- _PASSAGE_:
┏━━
Margaret-Mary Sulentic Dowell, PhD, holds the Cecil "Pete" Taylor Endowed Professor of Literacy, Leadership, and Urban Education
– School of Education – Louisiana State University, Baton Rouge, is Director of the LSU Writing Project and Coordinator of the PhD program in Educational Leadership.
Her research agenda focuses broadly on literacy issues in urban settings.
Sulentic Dowell is a career educator, a National Board Certified Teacher, and fierce public education advocate, spending the majority of her 20-year public school teaching experience in the Waterloo, Iowa, Community Schools, but also possessing experience in northern Minnesota and southern
She most recently served public education as Assistant Superintendent, supervising 64 elementary campuses in the East Baton Rouge Parish School System in Louisiana (2002-2006).
In her 16 years at LSU-Baton Rouge, Sulentic Dowell has published widely has been nationally recognized for scholarship and teaching; she was awarded the “Light Up for Literacy” Award, Louisiana Endowment for the Humanities (2019).
Her most recent book, coauthored with this team of Saal, Dicarlo, and Willingham is Productivity and Publishing: Writing processes for new scholars and researchers, published by SAGE.
Leah Katherine Saal, Ph.D. is an Associate Professor and Co-director of Literacy Graduate Programs at Loyola University Maryland.
She teaches graduate courses in literacy education, educational research, and program evaluation.
┗━━
Layout element annotations
┏━━
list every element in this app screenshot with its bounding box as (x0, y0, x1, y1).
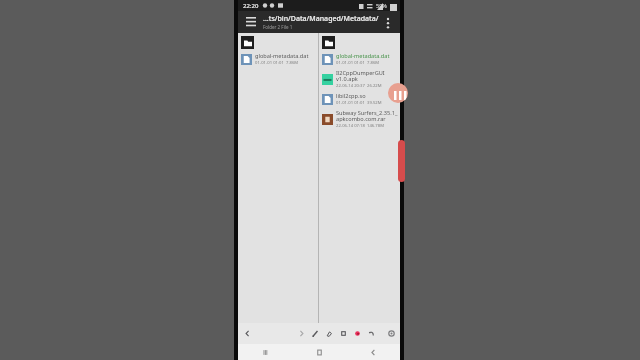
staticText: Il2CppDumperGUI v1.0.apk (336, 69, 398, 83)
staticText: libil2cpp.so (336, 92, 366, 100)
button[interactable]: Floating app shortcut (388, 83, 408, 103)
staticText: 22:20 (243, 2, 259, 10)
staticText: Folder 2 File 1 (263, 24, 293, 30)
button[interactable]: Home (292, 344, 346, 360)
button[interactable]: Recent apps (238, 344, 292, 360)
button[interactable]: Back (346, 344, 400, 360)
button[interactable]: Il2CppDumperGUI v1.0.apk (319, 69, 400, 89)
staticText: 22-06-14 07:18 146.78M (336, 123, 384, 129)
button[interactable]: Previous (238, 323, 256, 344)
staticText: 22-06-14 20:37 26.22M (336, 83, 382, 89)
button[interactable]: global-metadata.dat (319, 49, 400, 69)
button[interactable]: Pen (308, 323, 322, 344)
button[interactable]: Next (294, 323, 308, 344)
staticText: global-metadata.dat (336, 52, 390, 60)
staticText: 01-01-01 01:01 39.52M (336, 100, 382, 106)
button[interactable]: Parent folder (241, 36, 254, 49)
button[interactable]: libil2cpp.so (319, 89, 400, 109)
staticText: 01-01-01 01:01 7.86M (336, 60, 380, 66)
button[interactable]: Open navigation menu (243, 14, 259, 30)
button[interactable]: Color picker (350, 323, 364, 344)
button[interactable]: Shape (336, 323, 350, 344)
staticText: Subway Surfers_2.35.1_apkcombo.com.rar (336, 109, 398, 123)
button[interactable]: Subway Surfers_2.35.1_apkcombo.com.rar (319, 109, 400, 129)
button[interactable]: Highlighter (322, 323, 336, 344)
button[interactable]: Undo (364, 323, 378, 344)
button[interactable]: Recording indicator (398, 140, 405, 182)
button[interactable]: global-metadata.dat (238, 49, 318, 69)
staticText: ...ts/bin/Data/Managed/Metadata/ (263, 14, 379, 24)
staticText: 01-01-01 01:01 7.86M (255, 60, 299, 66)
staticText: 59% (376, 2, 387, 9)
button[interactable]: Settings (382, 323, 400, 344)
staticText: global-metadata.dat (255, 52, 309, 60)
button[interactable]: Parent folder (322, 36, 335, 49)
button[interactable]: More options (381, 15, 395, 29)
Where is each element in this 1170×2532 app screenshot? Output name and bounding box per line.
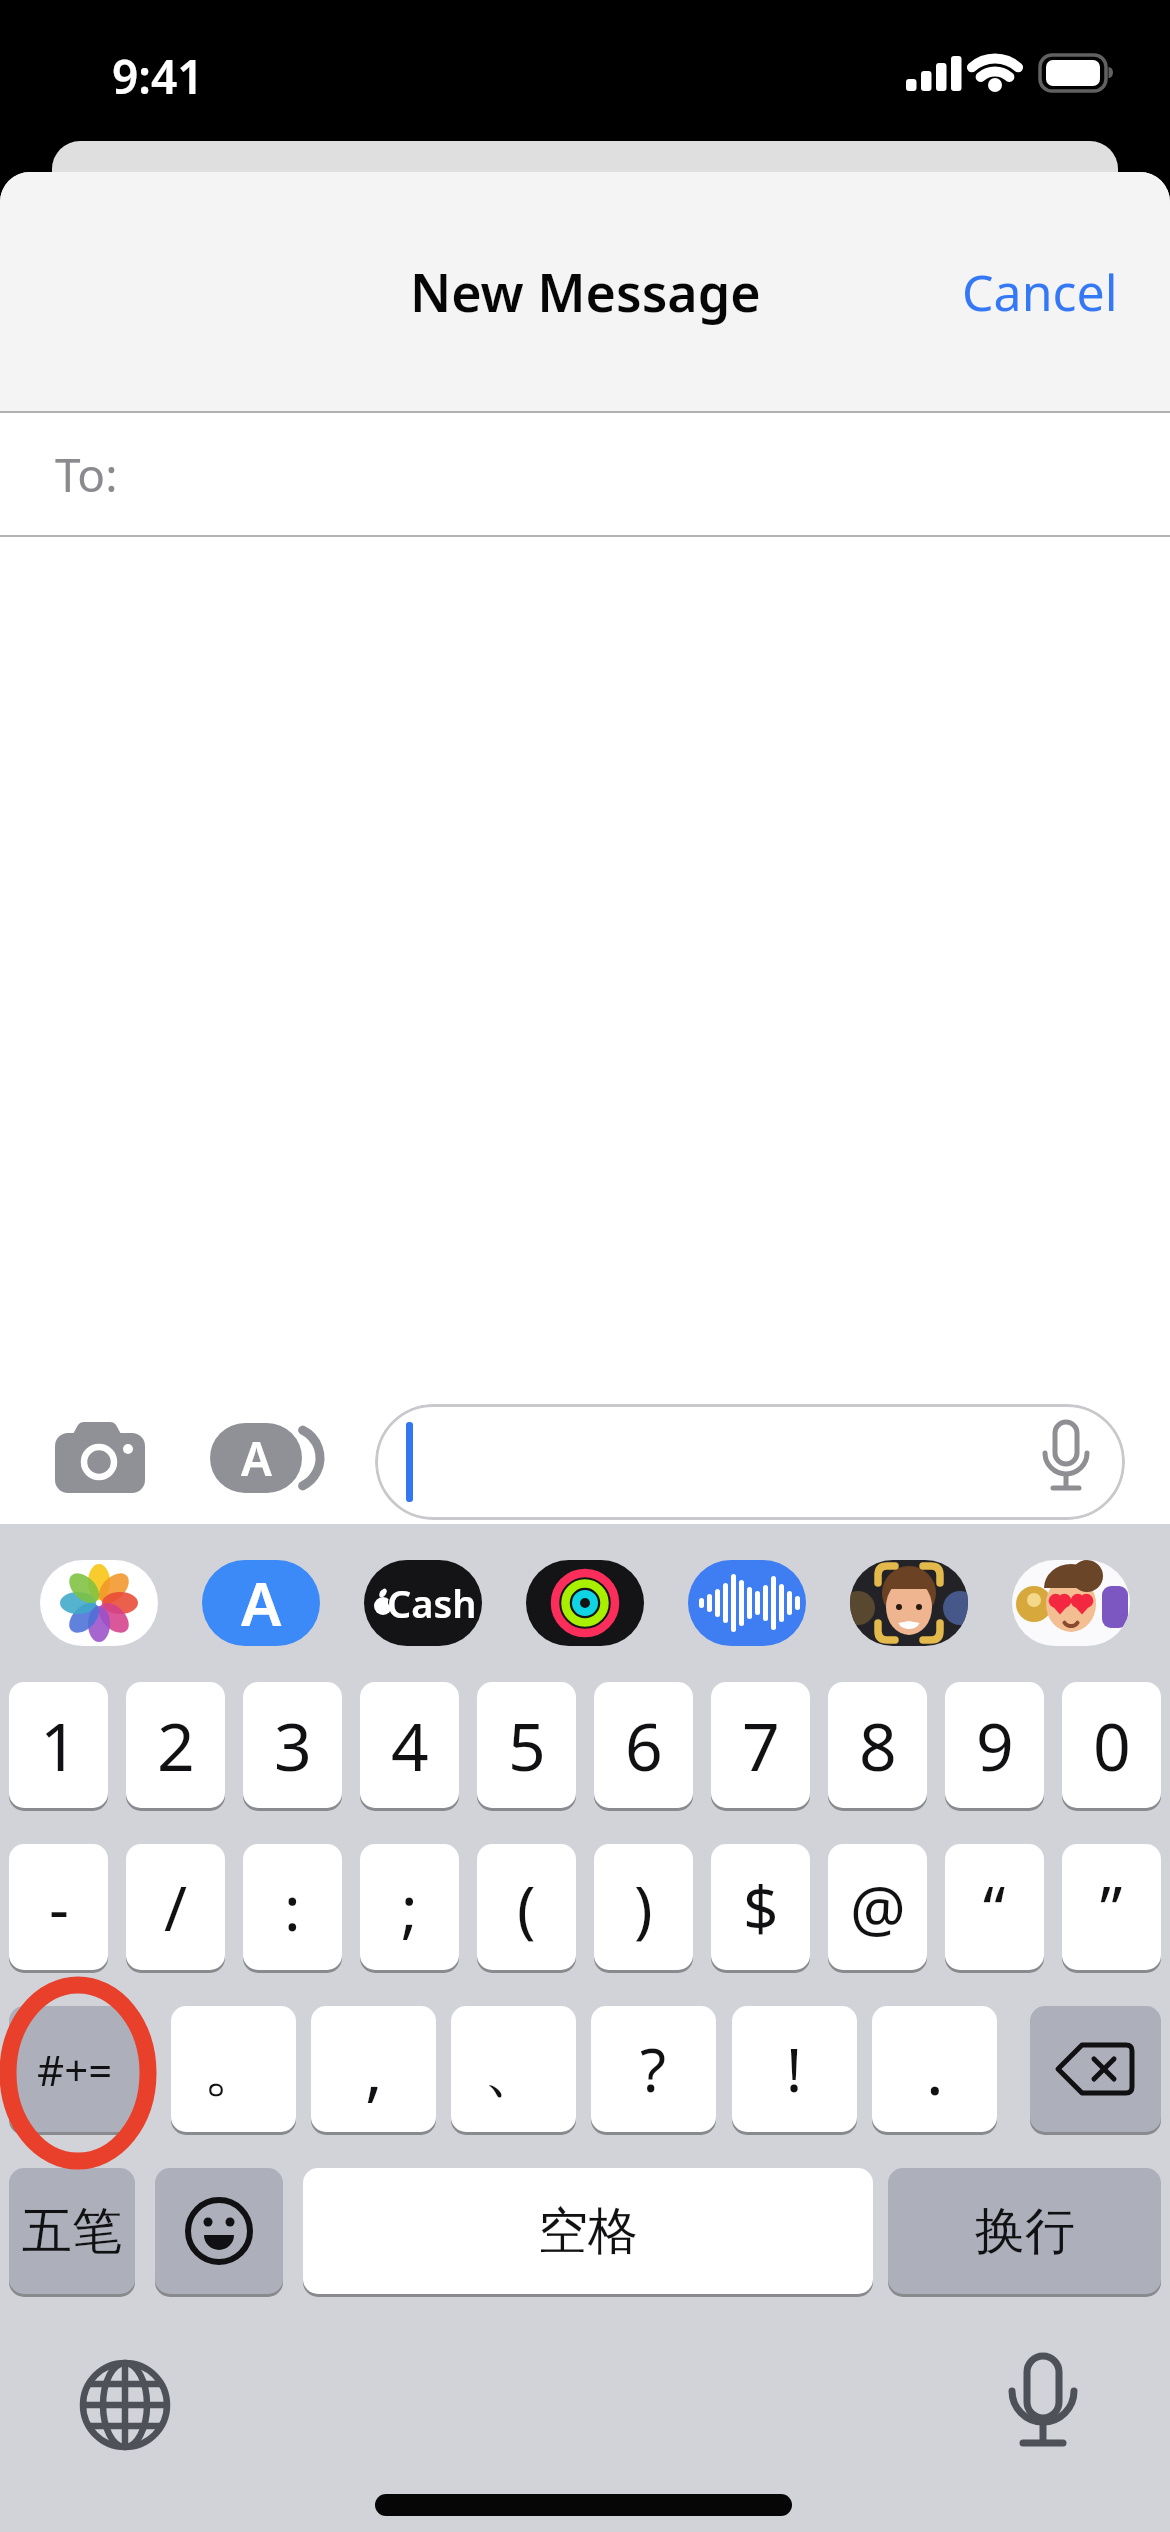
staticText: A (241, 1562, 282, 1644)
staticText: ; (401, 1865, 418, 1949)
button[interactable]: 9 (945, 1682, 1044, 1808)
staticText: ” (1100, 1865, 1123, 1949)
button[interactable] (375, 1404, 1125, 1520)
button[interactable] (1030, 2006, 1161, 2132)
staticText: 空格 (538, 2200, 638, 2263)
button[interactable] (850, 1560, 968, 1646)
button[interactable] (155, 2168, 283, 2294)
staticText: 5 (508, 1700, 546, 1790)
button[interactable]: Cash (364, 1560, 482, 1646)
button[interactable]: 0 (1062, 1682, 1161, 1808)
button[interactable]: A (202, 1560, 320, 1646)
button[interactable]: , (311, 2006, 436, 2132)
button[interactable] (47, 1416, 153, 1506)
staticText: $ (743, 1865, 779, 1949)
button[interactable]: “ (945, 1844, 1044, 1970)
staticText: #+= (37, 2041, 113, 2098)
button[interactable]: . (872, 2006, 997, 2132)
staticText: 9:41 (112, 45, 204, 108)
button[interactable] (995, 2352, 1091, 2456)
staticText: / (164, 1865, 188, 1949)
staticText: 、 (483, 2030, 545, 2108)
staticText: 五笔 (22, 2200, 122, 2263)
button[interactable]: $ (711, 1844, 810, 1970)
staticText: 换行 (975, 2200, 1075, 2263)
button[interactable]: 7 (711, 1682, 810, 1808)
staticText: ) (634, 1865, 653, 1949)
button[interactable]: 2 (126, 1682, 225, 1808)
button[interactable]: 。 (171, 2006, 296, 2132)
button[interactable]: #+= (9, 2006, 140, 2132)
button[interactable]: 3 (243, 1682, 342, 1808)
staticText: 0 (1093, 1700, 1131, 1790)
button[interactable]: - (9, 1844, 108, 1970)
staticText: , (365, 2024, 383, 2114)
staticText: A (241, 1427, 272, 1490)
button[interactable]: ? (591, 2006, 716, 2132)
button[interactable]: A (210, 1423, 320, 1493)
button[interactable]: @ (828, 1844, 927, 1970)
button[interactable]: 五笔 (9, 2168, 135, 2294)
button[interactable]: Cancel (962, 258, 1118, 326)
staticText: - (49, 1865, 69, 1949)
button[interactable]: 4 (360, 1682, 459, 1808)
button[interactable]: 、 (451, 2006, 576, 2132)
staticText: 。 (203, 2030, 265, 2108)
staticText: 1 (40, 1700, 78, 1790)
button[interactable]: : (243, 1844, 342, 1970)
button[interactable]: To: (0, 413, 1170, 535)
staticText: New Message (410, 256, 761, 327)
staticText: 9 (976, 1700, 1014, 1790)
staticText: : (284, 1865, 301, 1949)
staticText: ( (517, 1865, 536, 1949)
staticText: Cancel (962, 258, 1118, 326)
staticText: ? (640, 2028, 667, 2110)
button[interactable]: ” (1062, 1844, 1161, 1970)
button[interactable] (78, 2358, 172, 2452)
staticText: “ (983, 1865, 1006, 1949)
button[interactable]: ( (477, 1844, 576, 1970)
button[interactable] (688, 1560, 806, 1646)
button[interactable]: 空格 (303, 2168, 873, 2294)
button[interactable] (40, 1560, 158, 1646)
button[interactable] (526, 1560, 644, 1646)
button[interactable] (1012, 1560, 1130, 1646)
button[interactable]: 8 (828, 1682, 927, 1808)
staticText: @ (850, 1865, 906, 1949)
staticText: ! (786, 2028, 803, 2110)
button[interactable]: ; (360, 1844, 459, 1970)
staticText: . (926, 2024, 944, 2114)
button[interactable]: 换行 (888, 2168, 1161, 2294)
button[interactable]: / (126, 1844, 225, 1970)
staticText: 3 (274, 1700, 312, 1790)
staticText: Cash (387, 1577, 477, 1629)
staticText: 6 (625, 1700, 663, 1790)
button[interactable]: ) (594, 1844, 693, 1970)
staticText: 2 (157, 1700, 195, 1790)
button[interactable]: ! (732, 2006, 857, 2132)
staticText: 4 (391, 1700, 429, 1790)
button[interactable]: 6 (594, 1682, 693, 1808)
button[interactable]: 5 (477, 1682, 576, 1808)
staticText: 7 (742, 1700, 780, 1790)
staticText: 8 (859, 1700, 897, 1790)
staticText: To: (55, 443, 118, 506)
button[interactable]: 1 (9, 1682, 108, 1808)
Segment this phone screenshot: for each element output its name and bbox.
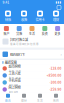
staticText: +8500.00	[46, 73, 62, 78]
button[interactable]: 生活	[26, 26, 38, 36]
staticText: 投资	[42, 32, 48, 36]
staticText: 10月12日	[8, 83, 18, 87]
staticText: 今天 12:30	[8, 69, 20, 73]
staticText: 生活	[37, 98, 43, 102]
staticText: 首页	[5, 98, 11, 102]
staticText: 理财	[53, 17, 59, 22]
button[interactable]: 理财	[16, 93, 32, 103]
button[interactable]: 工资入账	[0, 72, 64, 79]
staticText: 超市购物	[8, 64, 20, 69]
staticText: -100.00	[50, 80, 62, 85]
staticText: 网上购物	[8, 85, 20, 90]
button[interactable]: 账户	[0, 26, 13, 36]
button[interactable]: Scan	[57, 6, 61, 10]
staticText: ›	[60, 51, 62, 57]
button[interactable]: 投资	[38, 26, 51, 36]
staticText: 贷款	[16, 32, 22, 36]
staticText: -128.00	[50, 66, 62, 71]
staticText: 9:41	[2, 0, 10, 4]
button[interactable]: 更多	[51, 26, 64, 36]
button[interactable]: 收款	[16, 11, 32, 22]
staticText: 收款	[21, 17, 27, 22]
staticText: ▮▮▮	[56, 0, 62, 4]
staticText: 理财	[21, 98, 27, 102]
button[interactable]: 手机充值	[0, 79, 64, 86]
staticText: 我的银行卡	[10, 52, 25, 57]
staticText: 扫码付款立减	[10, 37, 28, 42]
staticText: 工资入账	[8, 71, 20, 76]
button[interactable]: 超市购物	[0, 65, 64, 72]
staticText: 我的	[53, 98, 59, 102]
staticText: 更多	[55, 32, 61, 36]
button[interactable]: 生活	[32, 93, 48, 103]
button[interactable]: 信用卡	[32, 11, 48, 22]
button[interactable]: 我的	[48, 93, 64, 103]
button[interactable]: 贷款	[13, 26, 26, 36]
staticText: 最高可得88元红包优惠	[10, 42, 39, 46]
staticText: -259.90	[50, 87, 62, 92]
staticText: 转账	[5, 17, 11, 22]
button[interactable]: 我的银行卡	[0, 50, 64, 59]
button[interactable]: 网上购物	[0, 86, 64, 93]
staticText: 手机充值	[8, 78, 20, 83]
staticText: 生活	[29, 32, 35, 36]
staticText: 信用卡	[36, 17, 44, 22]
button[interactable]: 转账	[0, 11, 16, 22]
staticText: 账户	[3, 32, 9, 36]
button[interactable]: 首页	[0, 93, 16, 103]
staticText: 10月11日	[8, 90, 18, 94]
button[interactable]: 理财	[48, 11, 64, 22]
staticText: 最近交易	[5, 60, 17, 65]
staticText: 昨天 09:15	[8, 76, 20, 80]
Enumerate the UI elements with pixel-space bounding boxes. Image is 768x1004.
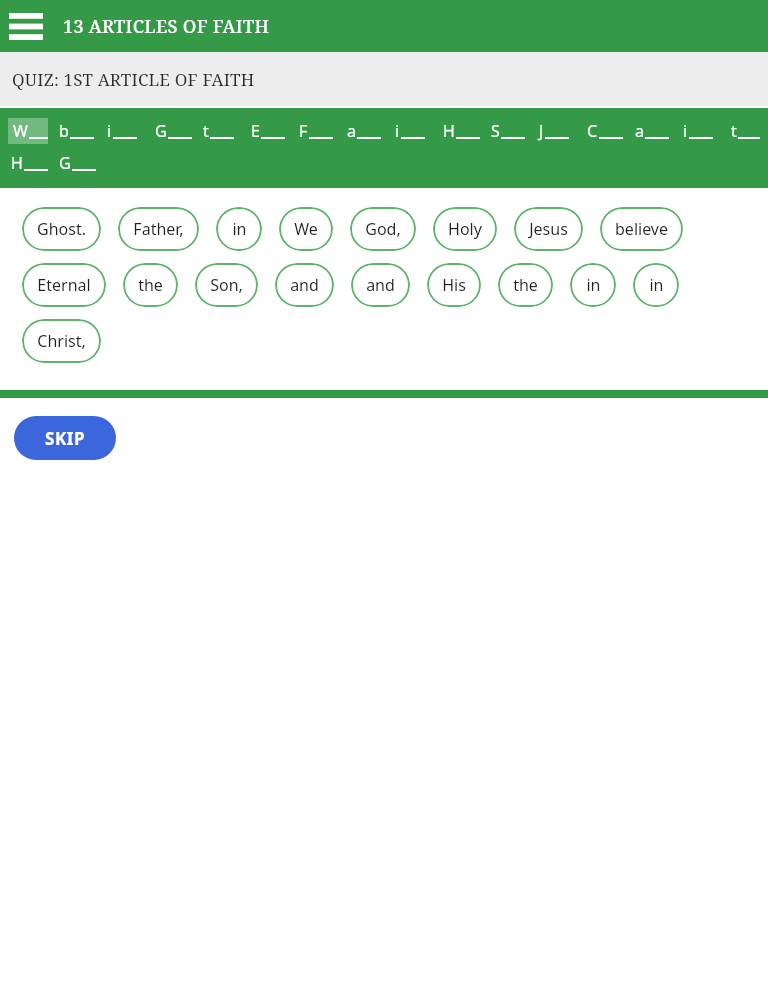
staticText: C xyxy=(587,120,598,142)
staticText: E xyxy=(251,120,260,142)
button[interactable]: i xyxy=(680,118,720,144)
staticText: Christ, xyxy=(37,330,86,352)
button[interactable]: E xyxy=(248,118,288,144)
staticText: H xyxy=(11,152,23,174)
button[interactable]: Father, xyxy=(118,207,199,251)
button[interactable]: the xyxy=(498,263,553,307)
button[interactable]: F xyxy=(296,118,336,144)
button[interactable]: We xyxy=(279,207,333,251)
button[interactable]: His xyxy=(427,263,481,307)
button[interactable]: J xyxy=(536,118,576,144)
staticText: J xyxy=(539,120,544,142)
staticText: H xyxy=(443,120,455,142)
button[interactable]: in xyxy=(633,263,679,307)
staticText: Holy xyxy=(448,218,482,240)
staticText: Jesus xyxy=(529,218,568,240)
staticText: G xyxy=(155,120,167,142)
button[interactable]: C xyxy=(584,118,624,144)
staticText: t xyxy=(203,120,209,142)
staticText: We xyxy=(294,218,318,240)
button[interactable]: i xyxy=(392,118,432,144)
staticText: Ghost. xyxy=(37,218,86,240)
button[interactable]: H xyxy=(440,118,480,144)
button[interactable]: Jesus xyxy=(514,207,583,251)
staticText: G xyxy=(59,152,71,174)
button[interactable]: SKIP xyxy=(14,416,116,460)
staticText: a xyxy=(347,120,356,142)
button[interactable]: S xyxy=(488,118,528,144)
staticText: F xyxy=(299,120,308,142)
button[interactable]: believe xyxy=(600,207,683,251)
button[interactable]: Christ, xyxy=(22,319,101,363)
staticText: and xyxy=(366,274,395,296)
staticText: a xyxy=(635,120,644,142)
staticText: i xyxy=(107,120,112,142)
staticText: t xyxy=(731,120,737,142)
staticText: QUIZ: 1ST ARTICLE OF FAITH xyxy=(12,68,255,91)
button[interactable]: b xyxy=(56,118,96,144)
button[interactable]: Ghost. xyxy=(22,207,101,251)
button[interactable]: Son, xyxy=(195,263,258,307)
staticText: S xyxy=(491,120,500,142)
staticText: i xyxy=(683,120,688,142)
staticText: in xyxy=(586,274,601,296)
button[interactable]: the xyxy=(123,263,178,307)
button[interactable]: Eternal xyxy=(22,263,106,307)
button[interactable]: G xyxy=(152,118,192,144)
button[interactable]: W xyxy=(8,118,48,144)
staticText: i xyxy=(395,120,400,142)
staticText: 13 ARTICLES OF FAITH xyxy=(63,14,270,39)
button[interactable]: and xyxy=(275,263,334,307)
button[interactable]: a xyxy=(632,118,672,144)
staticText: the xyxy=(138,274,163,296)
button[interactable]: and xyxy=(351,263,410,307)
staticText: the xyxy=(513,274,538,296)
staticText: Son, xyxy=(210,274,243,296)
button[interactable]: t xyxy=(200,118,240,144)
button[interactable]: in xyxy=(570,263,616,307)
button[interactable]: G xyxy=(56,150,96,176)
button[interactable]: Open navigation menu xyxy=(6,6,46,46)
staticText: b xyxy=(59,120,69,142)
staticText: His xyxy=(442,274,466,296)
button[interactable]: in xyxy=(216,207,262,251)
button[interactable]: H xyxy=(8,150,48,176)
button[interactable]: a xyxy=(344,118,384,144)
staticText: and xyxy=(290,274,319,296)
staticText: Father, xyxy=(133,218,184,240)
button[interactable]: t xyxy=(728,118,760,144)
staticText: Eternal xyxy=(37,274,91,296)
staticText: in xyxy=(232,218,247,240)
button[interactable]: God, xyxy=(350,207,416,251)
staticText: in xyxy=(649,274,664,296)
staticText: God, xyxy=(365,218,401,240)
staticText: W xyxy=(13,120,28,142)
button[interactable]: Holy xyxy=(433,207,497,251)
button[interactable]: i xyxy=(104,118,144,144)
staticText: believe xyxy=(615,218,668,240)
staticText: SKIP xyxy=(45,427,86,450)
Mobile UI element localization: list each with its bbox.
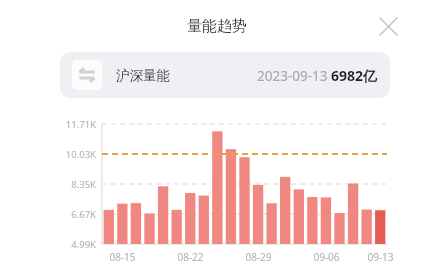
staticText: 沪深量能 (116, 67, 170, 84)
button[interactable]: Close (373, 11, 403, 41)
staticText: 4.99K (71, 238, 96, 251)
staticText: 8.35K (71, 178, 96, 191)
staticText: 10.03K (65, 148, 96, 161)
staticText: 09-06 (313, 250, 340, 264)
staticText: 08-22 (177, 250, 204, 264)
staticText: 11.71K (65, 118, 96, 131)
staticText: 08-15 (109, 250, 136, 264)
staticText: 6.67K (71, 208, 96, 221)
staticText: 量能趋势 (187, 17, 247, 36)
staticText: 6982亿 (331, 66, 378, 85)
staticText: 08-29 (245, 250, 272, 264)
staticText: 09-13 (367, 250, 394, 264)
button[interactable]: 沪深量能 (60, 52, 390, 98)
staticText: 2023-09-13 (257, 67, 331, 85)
┗━━
- _PARTS OF THE EXERCISE_:
1) According to the biographies, how many elementary campuses did Sulentic Dowell supervise as Assistant Superintendent?
2) Format the lines of the listing from the line with "73, 62, 78]" to the line with "26, 51, 36]" as a JSON list of strings, one string per line.

- _RESULTS_:
1) 64

2)
[
  "staticText: +8500.00\t[46, 73, 62, 78]",
  "button[interactable]: 生活\t[26, 26, 38, 36]",
  "staticText: 投资\t[42, 32, 48, 36]",
  "staticText: 10月12日\t[8, 83, 18, 87]",
  "staticText: 今天 12:30\t[8, 69, 20, 73]",
  "staticText: 生活\t[37, 98, 43, 102]",
  "staticText: 首页\t[5, 98, 11, 102]",
  "staticText: 理财\t[53, 17, 59, 22]",
  "button[interactable]: 理财\t[16, 93, 32, 103]",
  "button[interactable]: 工资入账\t[0, 72, 64, 79]",
  "staticText: 超市购物\t[8, 64, 20, 69]",
  "staticText: -100.00\t[50, 80, 62, 85]",
  "staticText: 网上购物\t[8, 85, 20, 90]",
  "button[interactable]: 账户\t[0, 26, 13, 36]",
  "button[interactable]: Scan\t[57, 6, 61, 10]",
  "staticText: ›\t[60, 51, 62, 57]",
  "button[interactable]: 投资\t[38, 26, 51, 36]"
]